▸ What you will do:
Resume the forum discussion of the Incredibles sequel, picking up right after its final sentence.

This sequel, I felt, had some pretty clear Anti-Randianism in the speech the superheroes give when they are under the influence of the Screenslayer. It's something about how the strong will now dominate the weak.
posted by chrchr at 9:20 AM on June 18, 2018 [7 favorites]


the point of the Incredibles is that people can do far more working together than they can do on their own.

I also noted this was the overall theme between the two movies. Also family stick together, and you'll learn where you fit in and take responsibility, like Violet coming around to volunteer to babysit Jack Jack with her powers (maybe it wasn't obvious to the characters, even though Bob saw that Jack Jack didn't have a scratch on him after fighting the raccoon, but he's basically indestructible, or maybe Violet knows she has to be there to control his powers).

▸ Data:
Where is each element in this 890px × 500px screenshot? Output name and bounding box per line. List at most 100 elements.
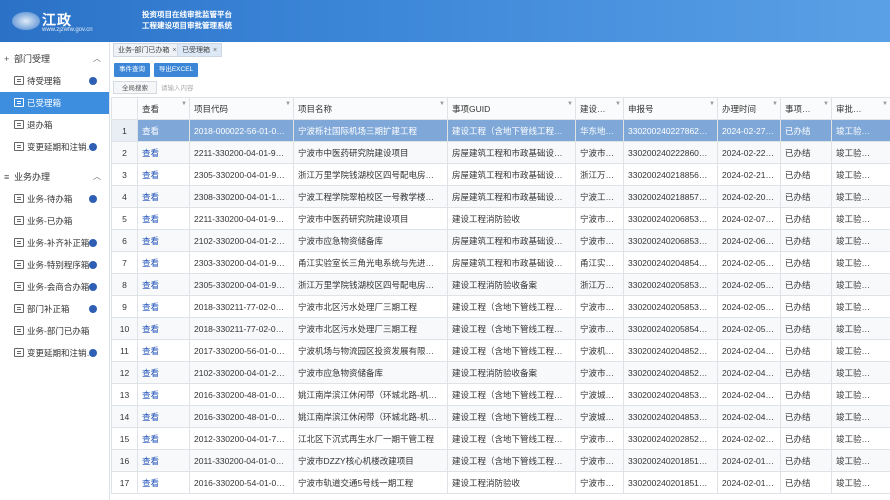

* * *

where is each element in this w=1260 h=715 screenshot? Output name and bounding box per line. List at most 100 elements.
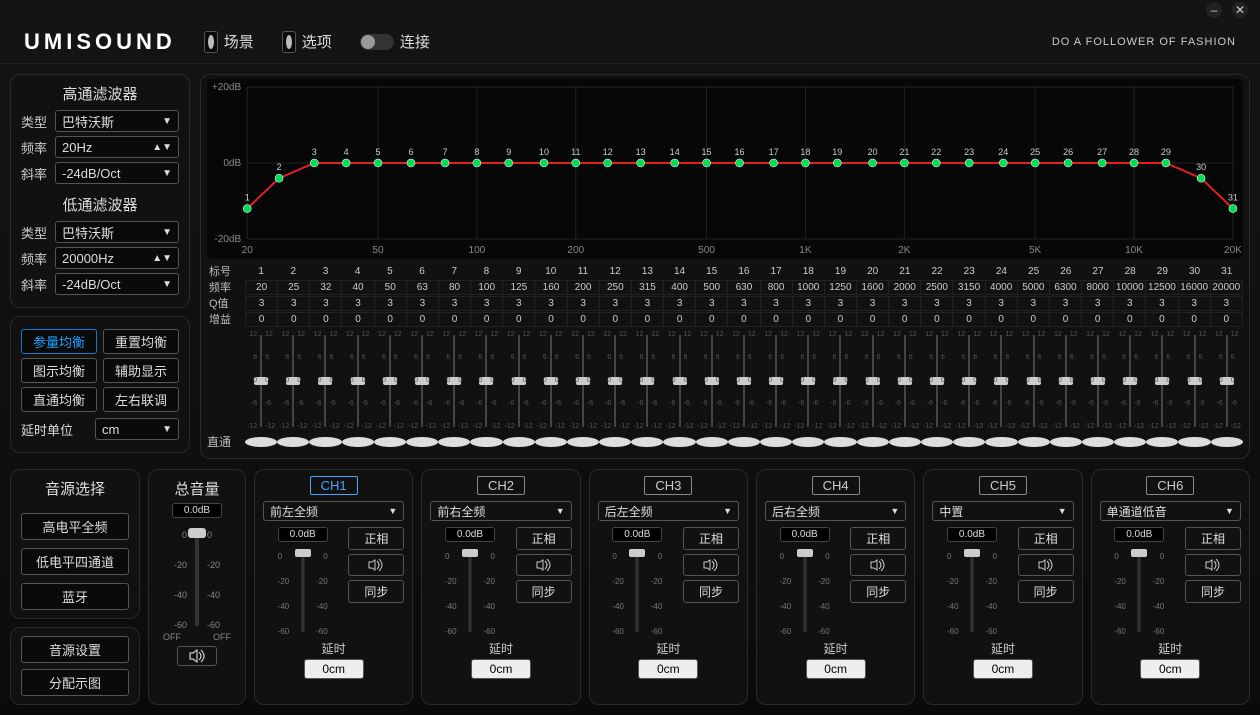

▸ Result for this exercise:
I really really enjoyed this movie and I actually saw it twice over the weekend (the second time at a much later showtime because I missed some dialog the first time due to babies crying and the kid next to would not stop talking and getting scolded by the parents, I dunno why I thought seeing it at 11 am on a Saturday was a good idea). The lack of an emotional punch was kind of both surprising and a relief, because Bao had already hit me in the feels (both times I watched!) and I didn't wanna basically be bawling the entire night in the theater. I still really felt moved by Bob's apology to Violet. It's the kind of apology you don't see a lot in real life anymore.

The theme of being lawful vs fighting to change the law, to me, wasn't just brought up and dropped. It played out in Winston organizing and getting public perception changed, albeit with help from Evelyn as Screenslaver. That got the law changed, which was what Bob wanted, which gave him more encouragement to be super-dad and let Helen succeed.

I am quite upset, though, that the Underminer got away and was never mentioned again. I want that weaselly jerk caught!
posted by numaner at 10:53 AM on June 18, 2018 [4 favorites]


There was a much better balance of anti-consumerist/capitalist stuff to blunt the anti-government/regulation message these movies tend to have. Turns out the evil government actually wasn't all wrong to be concerned about collateral damage (and Helen was much better at anticipating/mitigating that aspect of her superhero ventures), while the vapidity and helplessness inculcated by consumerism was specifically called out by the villain, but her critique proved true in many areas--Chad, her parents, her brother and his insistence on performing his childhood consumerist nostalgia regardless of the potential harm it caused.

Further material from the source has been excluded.